_THE TASK_:
The records below are to be repeated in full, exactly as they are.
++++ INFORMATION GIVEN
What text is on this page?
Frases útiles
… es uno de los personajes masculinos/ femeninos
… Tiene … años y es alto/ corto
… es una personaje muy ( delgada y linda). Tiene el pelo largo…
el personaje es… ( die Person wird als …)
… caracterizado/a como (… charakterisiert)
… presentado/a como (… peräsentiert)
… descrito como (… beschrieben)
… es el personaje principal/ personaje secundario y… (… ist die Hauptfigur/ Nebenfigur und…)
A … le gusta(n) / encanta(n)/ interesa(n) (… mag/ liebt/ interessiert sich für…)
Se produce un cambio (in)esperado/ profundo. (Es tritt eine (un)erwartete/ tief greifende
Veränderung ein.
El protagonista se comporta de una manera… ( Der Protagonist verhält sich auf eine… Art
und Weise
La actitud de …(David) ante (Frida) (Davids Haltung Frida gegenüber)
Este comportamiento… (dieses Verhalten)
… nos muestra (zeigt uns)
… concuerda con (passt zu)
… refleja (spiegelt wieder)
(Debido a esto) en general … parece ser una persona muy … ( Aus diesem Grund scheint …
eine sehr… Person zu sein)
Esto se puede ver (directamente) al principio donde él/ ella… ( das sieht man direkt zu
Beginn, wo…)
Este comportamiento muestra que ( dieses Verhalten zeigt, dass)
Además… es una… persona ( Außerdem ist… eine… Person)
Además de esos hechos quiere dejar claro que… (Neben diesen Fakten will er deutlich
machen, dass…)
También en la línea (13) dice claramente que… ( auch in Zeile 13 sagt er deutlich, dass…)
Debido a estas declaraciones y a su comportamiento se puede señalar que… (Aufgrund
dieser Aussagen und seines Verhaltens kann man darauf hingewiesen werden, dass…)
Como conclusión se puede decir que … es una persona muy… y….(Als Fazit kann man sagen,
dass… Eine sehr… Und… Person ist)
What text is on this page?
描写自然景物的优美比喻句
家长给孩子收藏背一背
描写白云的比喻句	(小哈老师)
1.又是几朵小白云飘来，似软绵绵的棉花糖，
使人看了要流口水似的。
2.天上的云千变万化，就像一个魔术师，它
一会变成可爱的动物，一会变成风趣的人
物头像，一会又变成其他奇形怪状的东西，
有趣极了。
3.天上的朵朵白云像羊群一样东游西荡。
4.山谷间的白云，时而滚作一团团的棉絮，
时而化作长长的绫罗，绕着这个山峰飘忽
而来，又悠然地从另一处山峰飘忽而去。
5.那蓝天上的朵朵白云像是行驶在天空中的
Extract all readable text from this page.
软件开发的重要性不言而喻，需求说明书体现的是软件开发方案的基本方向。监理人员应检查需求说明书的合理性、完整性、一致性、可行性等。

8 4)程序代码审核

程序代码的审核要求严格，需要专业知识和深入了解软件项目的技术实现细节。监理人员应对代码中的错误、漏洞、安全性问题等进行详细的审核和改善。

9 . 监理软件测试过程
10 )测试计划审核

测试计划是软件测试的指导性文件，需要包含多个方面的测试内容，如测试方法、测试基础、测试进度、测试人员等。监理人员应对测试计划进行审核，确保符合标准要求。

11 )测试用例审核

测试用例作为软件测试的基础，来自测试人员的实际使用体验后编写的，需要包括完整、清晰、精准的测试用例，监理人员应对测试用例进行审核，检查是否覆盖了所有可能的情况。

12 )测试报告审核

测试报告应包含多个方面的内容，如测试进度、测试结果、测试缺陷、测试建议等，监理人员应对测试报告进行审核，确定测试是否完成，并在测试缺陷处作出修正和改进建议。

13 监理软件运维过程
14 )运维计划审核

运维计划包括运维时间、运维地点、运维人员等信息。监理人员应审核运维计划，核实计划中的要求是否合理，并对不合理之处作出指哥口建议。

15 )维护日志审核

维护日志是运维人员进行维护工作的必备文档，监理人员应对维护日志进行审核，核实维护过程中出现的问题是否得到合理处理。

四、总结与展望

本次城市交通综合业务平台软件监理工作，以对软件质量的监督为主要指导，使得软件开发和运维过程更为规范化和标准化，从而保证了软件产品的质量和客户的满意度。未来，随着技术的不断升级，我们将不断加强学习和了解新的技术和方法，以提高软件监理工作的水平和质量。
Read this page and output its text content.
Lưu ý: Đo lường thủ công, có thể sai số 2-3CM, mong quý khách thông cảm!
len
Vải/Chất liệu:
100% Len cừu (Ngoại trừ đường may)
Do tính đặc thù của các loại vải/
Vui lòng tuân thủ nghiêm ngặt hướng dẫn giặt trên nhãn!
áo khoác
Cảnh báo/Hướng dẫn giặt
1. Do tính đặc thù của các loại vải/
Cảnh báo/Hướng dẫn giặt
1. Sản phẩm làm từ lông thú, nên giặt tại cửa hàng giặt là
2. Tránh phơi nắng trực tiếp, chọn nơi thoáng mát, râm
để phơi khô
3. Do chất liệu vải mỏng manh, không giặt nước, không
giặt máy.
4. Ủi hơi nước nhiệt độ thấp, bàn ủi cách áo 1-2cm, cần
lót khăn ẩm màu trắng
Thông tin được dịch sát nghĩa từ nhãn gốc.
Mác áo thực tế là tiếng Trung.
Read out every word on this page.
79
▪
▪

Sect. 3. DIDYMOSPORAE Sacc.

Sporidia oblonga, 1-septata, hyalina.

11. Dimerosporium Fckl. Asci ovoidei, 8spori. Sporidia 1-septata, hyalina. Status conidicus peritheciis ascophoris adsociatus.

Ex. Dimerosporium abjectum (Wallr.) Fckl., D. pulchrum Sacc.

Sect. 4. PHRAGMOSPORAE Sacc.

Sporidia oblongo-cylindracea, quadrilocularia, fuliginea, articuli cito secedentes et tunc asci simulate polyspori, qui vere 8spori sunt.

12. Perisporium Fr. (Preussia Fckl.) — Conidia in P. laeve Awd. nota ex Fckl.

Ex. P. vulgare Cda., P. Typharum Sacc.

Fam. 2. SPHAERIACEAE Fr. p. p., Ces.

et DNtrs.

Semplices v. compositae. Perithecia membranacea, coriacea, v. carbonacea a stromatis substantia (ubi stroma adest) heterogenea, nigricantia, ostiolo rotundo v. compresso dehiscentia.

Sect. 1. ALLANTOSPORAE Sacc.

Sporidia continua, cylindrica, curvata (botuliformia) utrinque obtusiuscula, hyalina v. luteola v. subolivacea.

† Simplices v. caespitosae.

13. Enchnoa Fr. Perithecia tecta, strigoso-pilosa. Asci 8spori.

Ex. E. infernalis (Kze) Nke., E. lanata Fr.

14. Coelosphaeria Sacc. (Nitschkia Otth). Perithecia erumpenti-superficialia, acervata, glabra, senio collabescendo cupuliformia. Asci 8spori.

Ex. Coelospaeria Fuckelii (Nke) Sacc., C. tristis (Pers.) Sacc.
++++++++
_TASK OUTPUT_:
What text is on this page?
Frases útiles
… es uno de los personajes masculinos/ femeninos
… Tiene … años y es alto/ corto
… es una personaje muy ( delgada y linda). Tiene el pelo largo…
el personaje es… ( die Person wird als …)
… caracterizado/a como (… charakterisiert)
… presentado/a como (… peräsentiert)
… descrito como (… beschrieben)
… es el personaje principal/ personaje secundario y… (… ist die Hauptfigur/ Nebenfigur und…)
A … le gusta(n) / encanta(n)/ interesa(n) (… mag/ liebt/ interessiert sich für…)
Se produce un cambio (in)esperado/ profundo. (Es tritt eine (un)erwartete/ tief greifende
Veränderung ein.
El protagonista se comporta de una manera… ( Der Protagonist verhält sich auf eine… Art
und Weise
La actitud de …(David) ante (Frida) (Davids Haltung Frida gegenüber)
Este comportamiento… (dieses Verhalten)
… nos muestra (zeigt uns)
… concuerda con (passt zu)
… refleja (spiegelt wieder)
(Debido a esto) en general … parece ser una persona muy … ( Aus diesem Grund scheint …
eine sehr… Person zu sein)
Esto se puede ver (directamente) al principio donde él/ ella… ( das sieht man direkt zu
Beginn, wo…)
Este comportamiento muestra que ( dieses Verhalten zeigt, dass)
Además… es una… persona ( Außerdem ist… eine… Person)
Además de esos hechos quiere dejar claro que… (Neben diesen Fakten will er deutlich
machen, dass…)
También en la línea (13) dice claramente que… ( auch in Zeile 13 sagt er deutlich, dass…)
Debido a estas declaraciones y a su comportamiento se puede señalar que… (Aufgrund
dieser Aussagen und seines Verhaltens kann man darauf hingewiesen werden, dass…)
Como conclusión se puede decir que … es una persona muy… y….(Als Fazit kann man sagen,
dass… Eine sehr… Und… Person ist)
What text is on this page?
描写自然景物的优美比喻句
家长给孩子收藏背一背
描写白云的比喻句	(小哈老师)
1.又是几朵小白云飘来，似软绵绵的棉花糖，
使人看了要流口水似的。
2.天上的云千变万化，就像一个魔术师，它
一会变成可爱的动物，一会变成风趣的人
物头像，一会又变成其他奇形怪状的东西，
有趣极了。
3.天上的朵朵白云像羊群一样东游西荡。
4.山谷间的白云，时而滚作一团团的棉絮，
时而化作长长的绫罗，绕着这个山峰飘忽
而来，又悠然地从另一处山峰飘忽而去。
5.那蓝天上的朵朵白云像是行驶在天空中的
Extract all readable text from this page.
软件开发的重要性不言而喻，需求说明书体现的是软件开发方案的基本方向。监理人员应检查需求说明书的合理性、完整性、一致性、可行性等。

8 4)程序代码审核

程序代码的审核要求严格，需要专业知识和深入了解软件项目的技术实现细节。监理人员应对代码中的错误、漏洞、安全性问题等进行详细的审核和改善。

9 . 监理软件测试过程
10 )测试计划审核

测试计划是软件测试的指导性文件，需要包含多个方面的测试内容，如测试方法、测试基础、测试进度、测试人员等。监理人员应对测试计划进行审核，确保符合标准要求。

11 )测试用例审核

测试用例作为软件测试的基础，来自测试人员的实际使用体验后编写的，需要包括完整、清晰、精准的测试用例，监理人员应对测试用例进行审核，检查是否覆盖了所有可能的情况。

12 )测试报告审核

测试报告应包含多个方面的内容，如测试进度、测试结果、测试缺陷、测试建议等，监理人员应对测试报告进行审核，确定测试是否完成，并在测试缺陷处作出修正和改进建议。

13 监理软件运维过程
14 )运维计划审核

运维计划包括运维时间、运维地点、运维人员等信息。监理人员应审核运维计划，核实计划中的要求是否合理，并对不合理之处作出指哥口建议。

15 )维护日志审核

维护日志是运维人员进行维护工作的必备文档，监理人员应对维护日志进行审核，核实维护过程中出现的问题是否得到合理处理。

四、总结与展望

本次城市交通综合业务平台软件监理工作，以对软件质量的监督为主要指导，使得软件开发和运维过程更为规范化和标准化，从而保证了软件产品的质量和客户的满意度。未来，随着技术的不断升级，我们将不断加强学习和了解新的技术和方法，以提高软件监理工作的水平和质量。
Read this page and output its text content.
Lưu ý: Đo lường thủ công, có thể sai số 2-3CM, mong quý khách thông cảm!
len
Vải/Chất liệu:
100% Len cừu (Ngoại trừ đường may)
Do tính đặc thù của các loại vải/
Vui lòng tuân thủ nghiêm ngặt hướng dẫn giặt trên nhãn!
áo khoác
Cảnh báo/Hướng dẫn giặt
1. Do tính đặc thù của các loại vải/
Cảnh báo/Hướng dẫn giặt
1. Sản phẩm làm từ lông thú, nên giặt tại cửa hàng giặt là
2. Tránh phơi nắng trực tiếp, chọn nơi thoáng mát, râm
để phơi khô
3. Do chất liệu vải mỏng manh, không giặt nước, không
giặt máy.
4. Ủi hơi nước nhiệt độ thấp, bàn ủi cách áo 1-2cm, cần
lót khăn ẩm màu trắng
Thông tin được dịch sát nghĩa từ nhãn gốc.
Mác áo thực tế là tiếng Trung.
Read out every word on this page.
79
▪
▪

Sect. 3. DIDYMOSPORAE Sacc.

Sporidia oblonga, 1-septata, hyalina.

11. Dimerosporium Fckl. Asci ovoidei, 8spori. Sporidia 1-septata, hyalina. Status conidicus peritheciis ascophoris adsociatus.

Ex. Dimerosporium abjectum (Wallr.) Fckl., D. pulchrum Sacc.

Sect. 4. PHRAGMOSPORAE Sacc.

Sporidia oblongo-cylindracea, quadrilocularia, fuliginea, articuli cito secedentes et tunc asci simulate polyspori, qui vere 8spori sunt.

12. Perisporium Fr. (Preussia Fckl.) — Conidia in P. laeve Awd. nota ex Fckl.

Ex. P. vulgare Cda., P. Typharum Sacc.

Fam. 2. SPHAERIACEAE Fr. p. p., Ces.

et DNtrs.

Semplices v. compositae. Perithecia membranacea, coriacea, v. carbonacea a stromatis substantia (ubi stroma adest) heterogenea, nigricantia, ostiolo rotundo v. compresso dehiscentia.

Sect. 1. ALLANTOSPORAE Sacc.

Sporidia continua, cylindrica, curvata (botuliformia) utrinque obtusiuscula, hyalina v. luteola v. subolivacea.

† Simplices v. caespitosae.

13. Enchnoa Fr. Perithecia tecta, strigoso-pilosa. Asci 8spori.

Ex. E. infernalis (Kze) Nke., E. lanata Fr.

14. Coelosphaeria Sacc. (Nitschkia Otth). Perithecia erumpenti-superficialia, acervata, glabra, senio collabescendo cupuliformia. Asci 8spori.

Ex. Coelospaeria Fuckelii (Nke) Sacc., C. tristis (Pers.) Sacc.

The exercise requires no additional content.